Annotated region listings
::::::::::

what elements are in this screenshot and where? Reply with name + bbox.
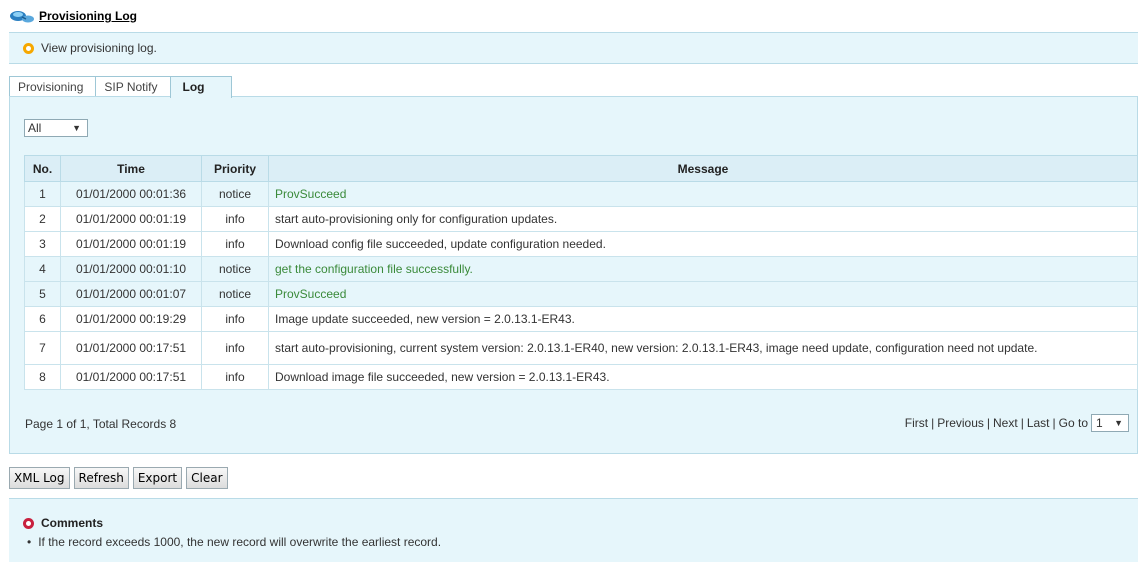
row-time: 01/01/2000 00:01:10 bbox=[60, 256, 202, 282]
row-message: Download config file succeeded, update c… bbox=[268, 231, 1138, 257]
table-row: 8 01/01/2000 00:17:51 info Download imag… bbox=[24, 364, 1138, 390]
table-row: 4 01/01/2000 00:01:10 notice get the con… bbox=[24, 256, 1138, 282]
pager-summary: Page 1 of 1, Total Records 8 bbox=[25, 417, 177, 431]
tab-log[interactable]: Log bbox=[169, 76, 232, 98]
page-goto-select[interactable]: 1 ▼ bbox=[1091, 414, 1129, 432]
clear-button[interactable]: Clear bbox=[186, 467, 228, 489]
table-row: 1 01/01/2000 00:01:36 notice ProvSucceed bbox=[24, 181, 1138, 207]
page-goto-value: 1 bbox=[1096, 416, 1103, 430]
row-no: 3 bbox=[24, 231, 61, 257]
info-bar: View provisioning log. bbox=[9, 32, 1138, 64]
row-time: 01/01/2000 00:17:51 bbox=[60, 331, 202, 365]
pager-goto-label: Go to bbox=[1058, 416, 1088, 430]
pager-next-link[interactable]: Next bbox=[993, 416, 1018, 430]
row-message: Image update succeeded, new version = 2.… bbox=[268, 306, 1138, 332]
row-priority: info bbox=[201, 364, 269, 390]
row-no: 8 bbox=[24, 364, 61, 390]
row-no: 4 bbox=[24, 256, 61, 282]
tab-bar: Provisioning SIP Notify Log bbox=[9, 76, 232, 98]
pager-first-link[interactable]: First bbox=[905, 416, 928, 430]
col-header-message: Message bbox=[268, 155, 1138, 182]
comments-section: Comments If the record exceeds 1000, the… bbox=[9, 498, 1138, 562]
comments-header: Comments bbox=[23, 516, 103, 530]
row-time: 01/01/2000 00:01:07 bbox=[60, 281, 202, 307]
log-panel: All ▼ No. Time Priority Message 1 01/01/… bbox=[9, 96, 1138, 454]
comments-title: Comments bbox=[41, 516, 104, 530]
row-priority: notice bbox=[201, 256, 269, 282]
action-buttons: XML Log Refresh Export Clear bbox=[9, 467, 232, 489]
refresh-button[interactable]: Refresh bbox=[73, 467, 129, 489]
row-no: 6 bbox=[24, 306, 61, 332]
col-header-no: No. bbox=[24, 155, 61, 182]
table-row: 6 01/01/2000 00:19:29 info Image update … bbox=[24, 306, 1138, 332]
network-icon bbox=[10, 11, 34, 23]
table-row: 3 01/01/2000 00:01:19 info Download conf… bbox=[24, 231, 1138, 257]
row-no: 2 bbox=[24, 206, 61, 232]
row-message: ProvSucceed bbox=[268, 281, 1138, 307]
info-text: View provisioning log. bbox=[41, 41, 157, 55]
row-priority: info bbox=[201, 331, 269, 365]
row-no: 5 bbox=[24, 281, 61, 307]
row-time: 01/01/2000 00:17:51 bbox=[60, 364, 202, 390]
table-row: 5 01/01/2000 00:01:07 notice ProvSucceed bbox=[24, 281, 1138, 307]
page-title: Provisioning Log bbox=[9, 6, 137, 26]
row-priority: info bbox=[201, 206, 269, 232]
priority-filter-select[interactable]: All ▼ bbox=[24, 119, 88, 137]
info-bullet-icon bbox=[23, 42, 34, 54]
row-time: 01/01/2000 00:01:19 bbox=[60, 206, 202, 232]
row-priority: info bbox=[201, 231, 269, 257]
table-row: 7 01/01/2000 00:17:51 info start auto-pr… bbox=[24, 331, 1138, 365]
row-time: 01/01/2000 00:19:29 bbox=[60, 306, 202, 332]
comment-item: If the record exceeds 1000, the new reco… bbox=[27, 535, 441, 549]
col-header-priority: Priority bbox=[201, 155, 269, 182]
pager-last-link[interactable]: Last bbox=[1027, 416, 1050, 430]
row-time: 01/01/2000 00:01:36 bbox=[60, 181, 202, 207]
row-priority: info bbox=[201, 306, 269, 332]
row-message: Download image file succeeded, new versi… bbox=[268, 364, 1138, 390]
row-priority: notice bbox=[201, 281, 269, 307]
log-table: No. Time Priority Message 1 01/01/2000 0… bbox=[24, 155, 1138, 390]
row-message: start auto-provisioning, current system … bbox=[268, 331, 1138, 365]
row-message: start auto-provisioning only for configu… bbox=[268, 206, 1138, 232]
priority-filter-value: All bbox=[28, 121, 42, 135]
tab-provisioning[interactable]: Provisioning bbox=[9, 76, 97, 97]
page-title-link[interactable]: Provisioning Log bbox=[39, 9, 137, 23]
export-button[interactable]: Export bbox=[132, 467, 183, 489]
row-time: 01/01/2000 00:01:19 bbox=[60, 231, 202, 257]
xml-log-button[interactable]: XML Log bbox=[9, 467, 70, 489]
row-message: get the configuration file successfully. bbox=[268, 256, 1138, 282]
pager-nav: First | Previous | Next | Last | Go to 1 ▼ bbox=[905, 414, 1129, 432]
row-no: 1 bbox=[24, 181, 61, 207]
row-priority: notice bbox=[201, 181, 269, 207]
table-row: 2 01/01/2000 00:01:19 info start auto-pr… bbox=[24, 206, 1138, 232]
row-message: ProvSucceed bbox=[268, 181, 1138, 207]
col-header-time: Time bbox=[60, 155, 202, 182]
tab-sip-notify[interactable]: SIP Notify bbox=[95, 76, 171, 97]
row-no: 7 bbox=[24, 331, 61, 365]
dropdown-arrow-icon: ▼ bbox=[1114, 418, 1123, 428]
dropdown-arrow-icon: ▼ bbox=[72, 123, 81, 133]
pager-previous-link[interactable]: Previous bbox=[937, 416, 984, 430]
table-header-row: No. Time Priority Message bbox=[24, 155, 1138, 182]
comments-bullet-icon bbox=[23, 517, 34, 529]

::::::::::

AIM OF THE EXERCISE:
Copy every line of the annotated region listings above without changing anything, and omit the pictures from your answer.

TASK RESPONSE:
what elements are in this screenshot and where? Reply with name + bbox.
row-time: 01/01/2000 00:01:10 bbox=[60, 256, 202, 282]
row-message: Download config file succeeded, update c… bbox=[268, 231, 1138, 257]
table-row: 8 01/01/2000 00:17:51 info Download imag… bbox=[24, 364, 1138, 390]
table-row: 4 01/01/2000 00:01:10 notice get the con… bbox=[24, 256, 1138, 282]
pager-summary: Page 1 of 1, Total Records 8 bbox=[25, 417, 177, 431]
tab-log[interactable]: Log bbox=[169, 76, 232, 98]
page-goto-select[interactable]: 1 ▼ bbox=[1091, 414, 1129, 432]
clear-button[interactable]: Clear bbox=[186, 467, 228, 489]
table-row: 1 01/01/2000 00:01:36 notice ProvSucceed bbox=[24, 181, 1138, 207]
page-goto-value: 1 bbox=[1096, 416, 1103, 430]
row-no: 3 bbox=[24, 231, 61, 257]
info-bar: View provisioning log. bbox=[9, 32, 1138, 64]
row-time: 01/01/2000 00:17:51 bbox=[60, 331, 202, 365]
pager-goto-label: Go to bbox=[1058, 416, 1088, 430]
pager-next-link[interactable]: Next bbox=[993, 416, 1018, 430]
row-message: Image update succeeded, new version = 2.… bbox=[268, 306, 1138, 332]
row-priority: info bbox=[201, 364, 269, 390]
row-no: 8 bbox=[24, 364, 61, 390]
row-no: 4 bbox=[24, 256, 61, 282]
tab-bar: Provisioning SIP Notify Log bbox=[9, 76, 232, 98]
pager-first-link[interactable]: First bbox=[905, 416, 928, 430]
col-header-message: Message bbox=[268, 155, 1138, 182]
comments-section: Comments If the record exceeds 1000, the… bbox=[9, 498, 1138, 562]
comments-header: Comments bbox=[23, 516, 103, 530]
row-time: 01/01/2000 00:01:07 bbox=[60, 281, 202, 307]
log-panel: All ▼ No. Time Priority Message 1 01/01/… bbox=[9, 96, 1138, 454]
comments-title: Comments bbox=[41, 516, 104, 530]
row-priority: notice bbox=[201, 256, 269, 282]
action-buttons: XML Log Refresh Export Clear bbox=[9, 467, 232, 489]
refresh-button[interactable]: Refresh bbox=[73, 467, 129, 489]
row-no: 6 bbox=[24, 306, 61, 332]
col-header-no: No. bbox=[24, 155, 61, 182]
table-row: 6 01/01/2000 00:19:29 info Image update … bbox=[24, 306, 1138, 332]
network-icon bbox=[10, 11, 34, 23]
table-row: 3 01/01/2000 00:01:19 info Download conf… bbox=[24, 231, 1138, 257]
row-no: 2 bbox=[24, 206, 61, 232]
row-message: ProvSucceed bbox=[268, 281, 1138, 307]
info-text: View provisioning log. bbox=[41, 41, 157, 55]
row-priority: info bbox=[201, 331, 269, 365]
row-no: 5 bbox=[24, 281, 61, 307]
row-time: 01/01/2000 00:17:51 bbox=[60, 364, 202, 390]
table-row: 5 01/01/2000 00:01:07 notice ProvSucceed bbox=[24, 281, 1138, 307]
page-title: Provisioning Log bbox=[9, 6, 137, 26]
row-priority: info bbox=[201, 206, 269, 232]
priority-filter-select[interactable]: All ▼ bbox=[24, 119, 88, 137]
info-bullet-icon bbox=[23, 42, 34, 54]
row-time: 01/01/2000 00:01:19 bbox=[60, 206, 202, 232]
row-priority: info bbox=[201, 231, 269, 257]
table-row: 7 01/01/2000 00:17:51 info start auto-pr… bbox=[24, 331, 1138, 365]
row-time: 01/01/2000 00:19:29 bbox=[60, 306, 202, 332]
comment-item: If the record exceeds 1000, the new reco… bbox=[27, 535, 441, 549]
col-header-priority: Priority bbox=[201, 155, 269, 182]
pager-last-link[interactable]: Last bbox=[1027, 416, 1050, 430]
row-time: 01/01/2000 00:01:36 bbox=[60, 181, 202, 207]
row-priority: info bbox=[201, 306, 269, 332]
row-message: Download image file succeeded, new versi… bbox=[268, 364, 1138, 390]
row-priority: notice bbox=[201, 281, 269, 307]
log-table: No. Time Priority Message 1 01/01/2000 0… bbox=[24, 155, 1138, 390]
row-message: start auto-provisioning, current system … bbox=[268, 331, 1138, 365]
row-message: start auto-provisioning only for configu… bbox=[268, 206, 1138, 232]
priority-filter-value: All bbox=[28, 121, 42, 135]
tab-provisioning[interactable]: Provisioning bbox=[9, 76, 97, 97]
page-title-link[interactable]: Provisioning Log bbox=[39, 9, 137, 23]
export-button[interactable]: Export bbox=[132, 467, 183, 489]
row-time: 01/01/2000 00:01:19 bbox=[60, 231, 202, 257]
xml-log-button[interactable]: XML Log bbox=[9, 467, 70, 489]
row-message: get the configuration file successfully. bbox=[268, 256, 1138, 282]
pager-nav: First | Previous | Next | Last | Go to 1 ▼ bbox=[905, 414, 1129, 432]
row-no: 1 bbox=[24, 181, 61, 207]
row-priority: notice bbox=[201, 181, 269, 207]
table-row: 2 01/01/2000 00:01:19 info start auto-pr… bbox=[24, 206, 1138, 232]
row-message: ProvSucceed bbox=[268, 181, 1138, 207]
col-header-time: Time bbox=[60, 155, 202, 182]
tab-sip-notify[interactable]: SIP Notify bbox=[95, 76, 171, 97]
row-no: 7 bbox=[24, 331, 61, 365]
dropdown-arrow-icon: ▼ bbox=[1114, 418, 1123, 428]
dropdown-arrow-icon: ▼ bbox=[72, 123, 81, 133]
pager-previous-link[interactable]: Previous bbox=[937, 416, 984, 430]
table-header-row: No. Time Priority Message bbox=[24, 155, 1138, 182]
comments-bullet-icon bbox=[23, 517, 34, 529]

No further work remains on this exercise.